Which lines in the records below contain the word "الحرة"? Copy each of them.

··· Rows

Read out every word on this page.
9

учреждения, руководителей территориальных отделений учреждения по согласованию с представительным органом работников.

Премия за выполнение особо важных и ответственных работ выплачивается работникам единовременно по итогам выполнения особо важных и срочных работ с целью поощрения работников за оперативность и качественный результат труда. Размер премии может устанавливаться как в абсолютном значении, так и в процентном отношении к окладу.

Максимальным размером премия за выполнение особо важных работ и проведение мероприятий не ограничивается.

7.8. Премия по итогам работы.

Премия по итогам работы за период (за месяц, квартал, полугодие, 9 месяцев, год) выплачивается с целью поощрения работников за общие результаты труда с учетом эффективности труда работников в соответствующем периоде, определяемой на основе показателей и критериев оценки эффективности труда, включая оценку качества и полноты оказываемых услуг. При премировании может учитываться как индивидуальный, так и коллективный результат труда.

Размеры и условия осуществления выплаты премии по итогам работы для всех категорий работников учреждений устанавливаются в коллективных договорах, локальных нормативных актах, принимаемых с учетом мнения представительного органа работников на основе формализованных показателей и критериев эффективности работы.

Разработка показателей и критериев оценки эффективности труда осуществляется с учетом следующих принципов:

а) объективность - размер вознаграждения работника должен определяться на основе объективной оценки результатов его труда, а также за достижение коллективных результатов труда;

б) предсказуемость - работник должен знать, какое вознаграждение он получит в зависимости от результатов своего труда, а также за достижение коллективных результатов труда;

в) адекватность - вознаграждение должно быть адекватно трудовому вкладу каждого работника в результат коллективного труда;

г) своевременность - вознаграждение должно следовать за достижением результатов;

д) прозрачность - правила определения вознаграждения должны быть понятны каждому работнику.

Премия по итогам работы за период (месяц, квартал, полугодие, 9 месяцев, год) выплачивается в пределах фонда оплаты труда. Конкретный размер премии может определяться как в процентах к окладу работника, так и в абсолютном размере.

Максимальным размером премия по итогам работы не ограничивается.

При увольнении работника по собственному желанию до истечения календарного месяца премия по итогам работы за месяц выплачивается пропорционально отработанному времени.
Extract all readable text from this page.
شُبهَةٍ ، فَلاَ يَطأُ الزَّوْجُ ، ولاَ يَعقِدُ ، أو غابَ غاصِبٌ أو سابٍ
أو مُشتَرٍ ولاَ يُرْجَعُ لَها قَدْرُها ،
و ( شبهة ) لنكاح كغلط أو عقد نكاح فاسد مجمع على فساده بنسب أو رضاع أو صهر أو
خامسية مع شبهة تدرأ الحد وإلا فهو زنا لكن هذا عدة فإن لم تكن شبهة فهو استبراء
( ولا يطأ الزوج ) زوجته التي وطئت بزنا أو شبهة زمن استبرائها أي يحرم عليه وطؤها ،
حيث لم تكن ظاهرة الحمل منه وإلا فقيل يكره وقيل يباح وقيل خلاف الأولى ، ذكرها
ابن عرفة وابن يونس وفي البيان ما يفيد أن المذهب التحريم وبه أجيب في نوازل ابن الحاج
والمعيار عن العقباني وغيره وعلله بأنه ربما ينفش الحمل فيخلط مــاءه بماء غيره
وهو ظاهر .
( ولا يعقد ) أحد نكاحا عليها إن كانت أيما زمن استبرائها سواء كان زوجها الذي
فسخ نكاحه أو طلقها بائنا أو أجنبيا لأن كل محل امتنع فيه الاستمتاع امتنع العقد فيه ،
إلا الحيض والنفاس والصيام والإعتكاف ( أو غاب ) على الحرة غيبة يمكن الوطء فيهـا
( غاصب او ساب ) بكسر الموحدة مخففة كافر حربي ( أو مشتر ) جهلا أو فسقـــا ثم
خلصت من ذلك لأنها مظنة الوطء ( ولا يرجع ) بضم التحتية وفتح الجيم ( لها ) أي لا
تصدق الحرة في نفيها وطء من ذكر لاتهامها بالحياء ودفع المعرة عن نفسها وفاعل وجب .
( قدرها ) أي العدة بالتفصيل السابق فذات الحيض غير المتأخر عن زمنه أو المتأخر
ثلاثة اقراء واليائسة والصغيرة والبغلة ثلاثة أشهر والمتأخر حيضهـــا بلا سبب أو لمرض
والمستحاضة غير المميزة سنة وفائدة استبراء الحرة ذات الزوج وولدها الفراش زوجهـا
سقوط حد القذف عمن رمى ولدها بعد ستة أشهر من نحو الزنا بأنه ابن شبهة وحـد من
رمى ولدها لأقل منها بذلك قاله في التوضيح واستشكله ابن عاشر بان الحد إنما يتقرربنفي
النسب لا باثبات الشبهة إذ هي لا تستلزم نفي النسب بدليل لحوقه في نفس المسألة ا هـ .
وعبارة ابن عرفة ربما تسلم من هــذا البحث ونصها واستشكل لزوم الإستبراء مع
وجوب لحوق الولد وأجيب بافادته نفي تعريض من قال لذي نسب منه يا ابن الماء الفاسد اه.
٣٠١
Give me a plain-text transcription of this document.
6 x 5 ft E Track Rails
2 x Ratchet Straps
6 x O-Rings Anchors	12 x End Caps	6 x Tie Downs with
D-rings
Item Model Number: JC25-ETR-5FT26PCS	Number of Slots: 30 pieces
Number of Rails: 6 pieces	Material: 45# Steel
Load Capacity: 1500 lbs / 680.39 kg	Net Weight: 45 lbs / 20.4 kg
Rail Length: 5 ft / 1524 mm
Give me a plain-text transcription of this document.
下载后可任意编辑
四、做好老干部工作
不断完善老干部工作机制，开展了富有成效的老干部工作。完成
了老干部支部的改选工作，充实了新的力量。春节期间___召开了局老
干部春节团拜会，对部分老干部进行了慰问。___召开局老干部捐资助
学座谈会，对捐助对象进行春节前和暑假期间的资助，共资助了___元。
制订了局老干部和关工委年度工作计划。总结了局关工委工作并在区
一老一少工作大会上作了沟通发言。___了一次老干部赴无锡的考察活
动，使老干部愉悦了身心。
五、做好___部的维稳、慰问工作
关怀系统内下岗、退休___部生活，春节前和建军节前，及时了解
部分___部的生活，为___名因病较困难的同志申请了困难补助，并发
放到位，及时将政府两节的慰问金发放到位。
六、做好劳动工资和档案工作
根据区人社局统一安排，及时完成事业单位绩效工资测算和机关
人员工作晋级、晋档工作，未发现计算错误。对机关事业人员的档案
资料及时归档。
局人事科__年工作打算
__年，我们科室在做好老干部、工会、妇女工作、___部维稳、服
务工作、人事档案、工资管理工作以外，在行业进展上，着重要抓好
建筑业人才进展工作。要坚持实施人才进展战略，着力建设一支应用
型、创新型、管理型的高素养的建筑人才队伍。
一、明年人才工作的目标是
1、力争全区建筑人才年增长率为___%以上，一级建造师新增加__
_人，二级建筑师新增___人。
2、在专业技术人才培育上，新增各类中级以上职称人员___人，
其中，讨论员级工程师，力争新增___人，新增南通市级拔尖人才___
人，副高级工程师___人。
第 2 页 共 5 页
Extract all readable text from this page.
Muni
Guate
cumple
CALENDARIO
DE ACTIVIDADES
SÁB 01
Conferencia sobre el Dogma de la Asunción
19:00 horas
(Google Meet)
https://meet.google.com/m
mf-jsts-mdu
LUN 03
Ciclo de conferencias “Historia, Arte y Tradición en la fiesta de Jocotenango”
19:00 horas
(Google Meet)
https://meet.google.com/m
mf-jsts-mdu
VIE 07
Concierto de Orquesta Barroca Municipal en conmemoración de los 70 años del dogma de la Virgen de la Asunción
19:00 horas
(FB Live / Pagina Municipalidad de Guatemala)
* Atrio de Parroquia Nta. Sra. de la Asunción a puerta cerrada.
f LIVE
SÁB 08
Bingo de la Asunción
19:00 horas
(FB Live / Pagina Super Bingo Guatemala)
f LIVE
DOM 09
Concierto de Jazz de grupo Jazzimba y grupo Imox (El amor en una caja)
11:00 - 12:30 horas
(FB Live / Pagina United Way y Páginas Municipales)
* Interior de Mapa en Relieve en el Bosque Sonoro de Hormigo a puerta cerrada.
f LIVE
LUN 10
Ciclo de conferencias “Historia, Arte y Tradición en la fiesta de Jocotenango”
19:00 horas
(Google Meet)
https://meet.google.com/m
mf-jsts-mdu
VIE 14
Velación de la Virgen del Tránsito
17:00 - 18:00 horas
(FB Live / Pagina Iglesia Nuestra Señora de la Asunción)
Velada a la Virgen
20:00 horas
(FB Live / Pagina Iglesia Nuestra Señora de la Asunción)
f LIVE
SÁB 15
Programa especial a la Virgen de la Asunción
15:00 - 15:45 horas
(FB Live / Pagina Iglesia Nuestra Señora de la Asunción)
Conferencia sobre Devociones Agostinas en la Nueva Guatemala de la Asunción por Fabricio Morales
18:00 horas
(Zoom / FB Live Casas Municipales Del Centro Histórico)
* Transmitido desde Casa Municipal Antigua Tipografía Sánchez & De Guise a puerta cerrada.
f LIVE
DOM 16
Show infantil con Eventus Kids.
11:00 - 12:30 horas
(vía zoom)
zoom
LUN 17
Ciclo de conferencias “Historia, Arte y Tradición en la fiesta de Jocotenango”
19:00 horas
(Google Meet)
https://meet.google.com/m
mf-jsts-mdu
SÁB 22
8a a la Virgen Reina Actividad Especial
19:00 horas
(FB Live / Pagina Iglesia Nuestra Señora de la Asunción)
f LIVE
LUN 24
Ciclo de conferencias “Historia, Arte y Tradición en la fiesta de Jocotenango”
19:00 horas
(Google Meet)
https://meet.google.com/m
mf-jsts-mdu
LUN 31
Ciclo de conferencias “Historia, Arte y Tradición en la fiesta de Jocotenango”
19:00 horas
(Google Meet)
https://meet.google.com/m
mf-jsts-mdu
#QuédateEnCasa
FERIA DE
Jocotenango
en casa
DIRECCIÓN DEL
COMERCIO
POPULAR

······

Exercise answer
إلا الحيض والنفاس والصيام والإعتكاف ( أو غاب ) على الحرة غيبة يمكن الوطء فيهـا
تصدق الحرة في نفيها وطء من ذكر لاتهامها بالحياء ودفع المعرة عن نفسها وفاعل وجب .
والمستحاضة غير المميزة سنة وفائدة استبراء الحرة ذات الزوج وولدها الفراش زوجهـا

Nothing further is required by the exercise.